Problem details ▸
Reproduce each line bearing the word "酒量争霸赛".

Saved entries
....

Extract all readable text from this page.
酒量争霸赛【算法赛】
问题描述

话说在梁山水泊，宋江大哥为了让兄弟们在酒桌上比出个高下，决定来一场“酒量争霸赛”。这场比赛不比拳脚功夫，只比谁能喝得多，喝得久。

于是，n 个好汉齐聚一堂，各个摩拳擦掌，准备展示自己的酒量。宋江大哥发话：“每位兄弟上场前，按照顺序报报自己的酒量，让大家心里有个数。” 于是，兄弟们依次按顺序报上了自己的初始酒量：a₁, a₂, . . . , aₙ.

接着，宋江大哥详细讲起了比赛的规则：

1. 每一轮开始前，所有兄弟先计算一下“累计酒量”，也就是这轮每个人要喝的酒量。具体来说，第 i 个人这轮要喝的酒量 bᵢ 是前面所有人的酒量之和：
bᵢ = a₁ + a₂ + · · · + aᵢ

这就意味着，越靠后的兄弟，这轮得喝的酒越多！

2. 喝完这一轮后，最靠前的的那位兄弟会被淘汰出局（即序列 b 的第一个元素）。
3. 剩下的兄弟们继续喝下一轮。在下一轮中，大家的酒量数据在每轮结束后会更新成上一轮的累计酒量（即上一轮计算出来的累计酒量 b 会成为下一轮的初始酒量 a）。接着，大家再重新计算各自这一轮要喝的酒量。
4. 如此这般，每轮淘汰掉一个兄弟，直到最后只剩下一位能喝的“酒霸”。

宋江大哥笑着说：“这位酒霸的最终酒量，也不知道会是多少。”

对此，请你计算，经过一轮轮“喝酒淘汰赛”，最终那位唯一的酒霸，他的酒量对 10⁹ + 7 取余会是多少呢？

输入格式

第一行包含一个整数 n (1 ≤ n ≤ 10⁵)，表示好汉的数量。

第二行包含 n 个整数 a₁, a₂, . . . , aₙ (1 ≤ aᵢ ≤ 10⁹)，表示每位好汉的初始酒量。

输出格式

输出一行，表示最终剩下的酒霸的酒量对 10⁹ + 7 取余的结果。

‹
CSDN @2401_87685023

....

Final result ▸
酒量争霸赛【算法赛】
话说在梁山水泊，宋江大哥为了让兄弟们在酒桌上比出个高下，决定来一场“酒量争霸赛”。这场比赛不比拳脚功夫，只比谁能喝得多，喝得久。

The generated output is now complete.